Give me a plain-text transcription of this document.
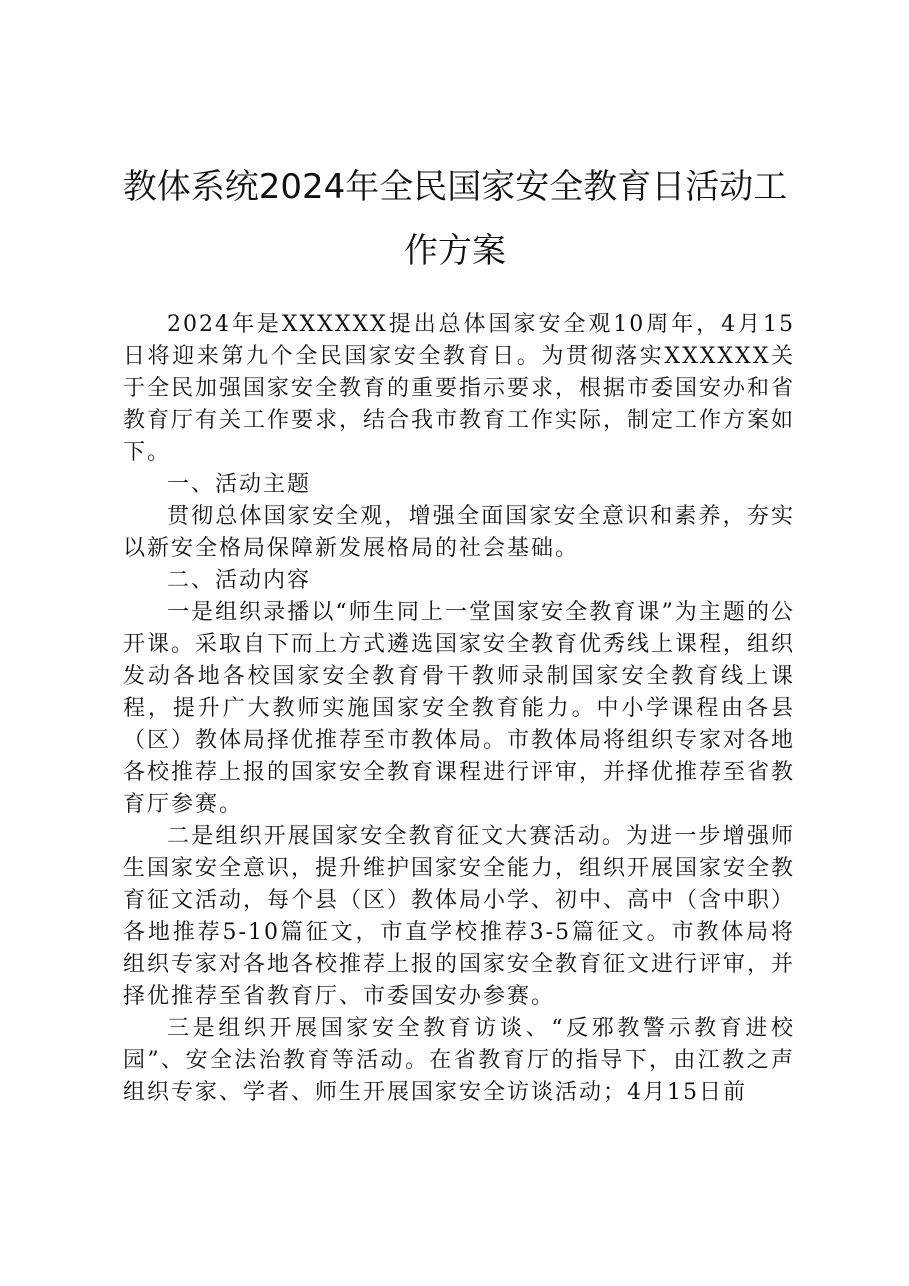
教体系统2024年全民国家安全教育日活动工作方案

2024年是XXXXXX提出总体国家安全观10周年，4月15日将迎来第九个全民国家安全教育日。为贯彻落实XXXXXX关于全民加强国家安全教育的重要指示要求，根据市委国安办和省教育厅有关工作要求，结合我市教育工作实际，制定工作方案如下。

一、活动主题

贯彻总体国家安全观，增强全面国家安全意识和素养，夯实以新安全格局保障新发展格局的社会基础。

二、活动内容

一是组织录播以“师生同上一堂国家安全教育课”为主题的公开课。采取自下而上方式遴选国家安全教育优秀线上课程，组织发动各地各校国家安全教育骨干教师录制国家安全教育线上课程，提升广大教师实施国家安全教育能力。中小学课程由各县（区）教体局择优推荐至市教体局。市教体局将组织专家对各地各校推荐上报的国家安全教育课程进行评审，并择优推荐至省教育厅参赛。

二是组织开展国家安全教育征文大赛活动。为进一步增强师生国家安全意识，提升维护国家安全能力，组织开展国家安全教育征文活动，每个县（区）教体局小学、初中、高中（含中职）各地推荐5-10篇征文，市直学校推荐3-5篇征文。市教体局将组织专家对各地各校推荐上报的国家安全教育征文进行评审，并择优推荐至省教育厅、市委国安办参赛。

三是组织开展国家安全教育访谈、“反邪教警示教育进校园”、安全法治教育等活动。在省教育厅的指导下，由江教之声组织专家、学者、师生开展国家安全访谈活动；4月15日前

□ □ □ □ □

Reproduce the material in its entirety and word for word, without the pictures.

Correct response >>
Give me a plain-text transcription of this document.
教体系统2024年全民国家安全教育日活动工作方案

2024年是XXXXXX提出总体国家安全观10周年，4月15日将迎来第九个全民国家安全教育日。为贯彻落实XXXXXX关于全民加强国家安全教育的重要指示要求，根据市委国安办和省教育厅有关工作要求，结合我市教育工作实际，制定工作方案如下。

一、活动主题

贯彻总体国家安全观，增强全面国家安全意识和素养，夯实以新安全格局保障新发展格局的社会基础。

二、活动内容

一是组织录播以“师生同上一堂国家安全教育课”为主题的公开课。采取自下而上方式遴选国家安全教育优秀线上课程，组织发动各地各校国家安全教育骨干教师录制国家安全教育线上课程，提升广大教师实施国家安全教育能力。中小学课程由各县（区）教体局择优推荐至市教体局。市教体局将组织专家对各地各校推荐上报的国家安全教育课程进行评审，并择优推荐至省教育厅参赛。

二是组织开展国家安全教育征文大赛活动。为进一步增强师生国家安全意识，提升维护国家安全能力，组织开展国家安全教育征文活动，每个县（区）教体局小学、初中、高中（含中职）各地推荐5-10篇征文，市直学校推荐3-5篇征文。市教体局将组织专家对各地各校推荐上报的国家安全教育征文进行评审，并择优推荐至省教育厅、市委国安办参赛。

三是组织开展国家安全教育访谈、“反邪教警示教育进校园”、安全法治教育等活动。在省教育厅的指导下，由江教之声组织专家、学者、师生开展国家安全访谈活动；4月15日前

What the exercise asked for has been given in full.